=== Exercise prompt ===
Reproduce the full listing that appears beneath this instruction exactly.

=== Material ===
____

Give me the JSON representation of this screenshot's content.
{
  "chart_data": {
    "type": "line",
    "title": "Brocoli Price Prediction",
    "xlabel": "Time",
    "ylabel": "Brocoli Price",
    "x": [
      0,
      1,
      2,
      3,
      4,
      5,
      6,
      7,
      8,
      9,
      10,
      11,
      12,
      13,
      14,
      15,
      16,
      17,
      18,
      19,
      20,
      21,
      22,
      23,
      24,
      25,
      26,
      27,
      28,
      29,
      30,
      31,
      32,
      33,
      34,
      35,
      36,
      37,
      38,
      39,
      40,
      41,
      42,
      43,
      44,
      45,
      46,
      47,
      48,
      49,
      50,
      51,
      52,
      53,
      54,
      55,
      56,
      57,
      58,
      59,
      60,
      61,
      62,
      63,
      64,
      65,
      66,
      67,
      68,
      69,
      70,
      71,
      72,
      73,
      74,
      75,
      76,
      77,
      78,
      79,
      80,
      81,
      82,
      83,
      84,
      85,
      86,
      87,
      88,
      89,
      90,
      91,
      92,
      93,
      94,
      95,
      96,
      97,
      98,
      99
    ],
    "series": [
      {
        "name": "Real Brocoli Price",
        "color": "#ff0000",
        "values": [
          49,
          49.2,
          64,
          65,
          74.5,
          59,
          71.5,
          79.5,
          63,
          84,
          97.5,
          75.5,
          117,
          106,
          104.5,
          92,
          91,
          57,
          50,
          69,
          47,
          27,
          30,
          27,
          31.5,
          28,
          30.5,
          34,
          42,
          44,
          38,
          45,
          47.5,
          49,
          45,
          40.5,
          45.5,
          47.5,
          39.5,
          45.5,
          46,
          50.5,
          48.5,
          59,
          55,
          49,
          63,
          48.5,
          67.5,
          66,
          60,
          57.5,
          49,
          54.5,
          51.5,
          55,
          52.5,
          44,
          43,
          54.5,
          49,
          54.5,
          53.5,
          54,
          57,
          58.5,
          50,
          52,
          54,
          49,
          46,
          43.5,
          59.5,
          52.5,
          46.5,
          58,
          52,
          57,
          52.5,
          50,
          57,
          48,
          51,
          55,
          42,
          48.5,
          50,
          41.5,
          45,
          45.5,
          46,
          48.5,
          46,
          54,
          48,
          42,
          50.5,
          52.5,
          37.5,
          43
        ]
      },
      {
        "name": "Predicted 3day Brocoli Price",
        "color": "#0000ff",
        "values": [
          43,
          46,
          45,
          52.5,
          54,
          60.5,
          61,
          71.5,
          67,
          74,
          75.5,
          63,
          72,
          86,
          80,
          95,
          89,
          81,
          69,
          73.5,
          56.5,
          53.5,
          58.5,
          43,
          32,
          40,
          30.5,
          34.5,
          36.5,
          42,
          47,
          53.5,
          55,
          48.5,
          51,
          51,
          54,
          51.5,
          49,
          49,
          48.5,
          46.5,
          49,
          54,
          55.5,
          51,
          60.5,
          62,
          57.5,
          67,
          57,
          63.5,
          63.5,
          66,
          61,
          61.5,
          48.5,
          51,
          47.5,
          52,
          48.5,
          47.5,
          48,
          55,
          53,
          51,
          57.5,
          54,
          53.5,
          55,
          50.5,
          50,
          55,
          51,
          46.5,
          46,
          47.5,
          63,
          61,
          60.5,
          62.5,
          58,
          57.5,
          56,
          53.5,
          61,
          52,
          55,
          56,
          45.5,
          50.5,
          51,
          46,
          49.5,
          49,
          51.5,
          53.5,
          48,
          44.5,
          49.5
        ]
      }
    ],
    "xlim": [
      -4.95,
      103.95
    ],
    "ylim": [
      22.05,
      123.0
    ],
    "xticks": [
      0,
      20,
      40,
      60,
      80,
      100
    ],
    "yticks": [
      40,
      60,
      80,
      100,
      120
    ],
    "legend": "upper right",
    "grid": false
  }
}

____

=== Solution ===
Give me the JSON representation of this screenshot's content.
{
  "chart_data": {
    "type": "line",
    "title": "Brocoli Price Prediction",
    "xlabel": "Time",
    "ylabel": "Brocoli Price",
    "x": [
      0,
      1,
      2,
      3,
      4,
      5,
      6,
      7,
      8,
      9,
      10,
      11,
      12,
      13,
      14,
      15,
      16,
      17,
      18,
      19,
      20,
      21,
      22,
      23,
      24,
      25,
      26,
      27,
      28,
      29,
      30,
      31,
      32,
      33,
      34,
      35,
      36,
      37,
      38,
      39,
      40,
      41,
      42,
      43,
      44,
      45,
      46,
      47,
      48,
      49,
      50,
      51,
      52,
      53,
      54,
      55,
      56,
      57,
      58,
      59,
      60,
      61,
      62,
      63,
      64,
      65,
      66,
      67,
      68,
      69,
      70,
      71,
      72,
      73,
      74,
      75,
      76,
      77,
      78,
      79,
      80,
      81,
      82,
      83,
      84,
      85,
      86,
      87,
      88,
      89,
      90,
      91,
      92,
      93,
      94,
      95,
      96,
      97,
      98,
      99
    ],
    "series": [
      {
        "name": "Real Brocoli Price",
        "color": "#ff0000",
        "values": [
          49,
          49.2,
          64,
          65,
          74.5,
          59,
          71.5,
          79.5,
          63,
          84,
          97.5,
          75.5,
          117,
          106,
          104.5,
          92,
          91,
          57,
          50,
          69,
          47,
          27,
          30,
          27,
          31.5,
          28,
          30.5,
          34,
          42,
          44,
          38,
          45,
          47.5,
          49,
          45,
          40.5,
          45.5,
          47.5,
          39.5,
          45.5,
          46,
          50.5,
          48.5,
          59,
          55,
          49,
          63,
          48.5,
          67.5,
          66,
          60,
          57.5,
          49,
          54.5,
          51.5,
          55,
          52.5,
          44,
          43,
          54.5,
          49,
          54.5,
          53.5,
          54,
          57,
          58.5,
          50,
          52,
          54,
          49,
          46,
          43.5,
          59.5,
          52.5,
          46.5,
          58,
          52,
          57,
          52.5,
          50,
          57,
          48,
          51,
          55,
          42,
          48.5,
          50,
          41.5,
          45,
          45.5,
          46,
          48.5,
          46,
          54,
          48,
          42,
          50.5,
          52.5,
          37.5,
          43
        ]
      },
      {
        "name": "Predicted 3day Brocoli Price",
        "color": "#0000ff",
        "values": [
          43,
          46,
          45,
          52.5,
          54,
          60.5,
          61,
          71.5,
          67,
          74,
          75.5,
          63,
          72,
          86,
          80,
          95,
          89,
          81,
          69,
          73.5,
          56.5,
          53.5,
          58.5,
          43,
          32,
          40,
          30.5,
          34.5,
          36.5,
          42,
          47,
          53.5,
          55,
          48.5,
          51,
          51,
          54,
          51.5,
          49,
          49,
          48.5,
          46.5,
          49,
          54,
          55.5,
          51,
          60.5,
          62,
          57.5,
          67,
          57,
          63.5,
          63.5,
          66,
          61,
          61.5,
          48.5,
          51,
          47.5,
          52,
          48.5,
          47.5,
          48,
          55,
          53,
          51,
          57.5,
          54,
          53.5,
          55,
          50.5,
          50,
          55,
          51,
          46.5,
          46,
          47.5,
          63,
          61,
          60.5,
          62.5,
          58,
          57.5,
          56,
          53.5,
          61,
          52,
          55,
          56,
          45.5,
          50.5,
          51,
          46,
          49.5,
          49,
          51.5,
          53.5,
          48,
          44.5,
          49.5
        ]
      }
    ],
    "xlim": [
      -4.95,
      103.95
    ],
    "ylim": [
      22.05,
      123.0
    ],
    "xticks": [
      0,
      20,
      40,
      60,
      80,
      100
    ],
    "yticks": [
      40,
      60,
      80,
      100,
      120
    ],
    "legend": "upper right",
    "grid": false
  }
}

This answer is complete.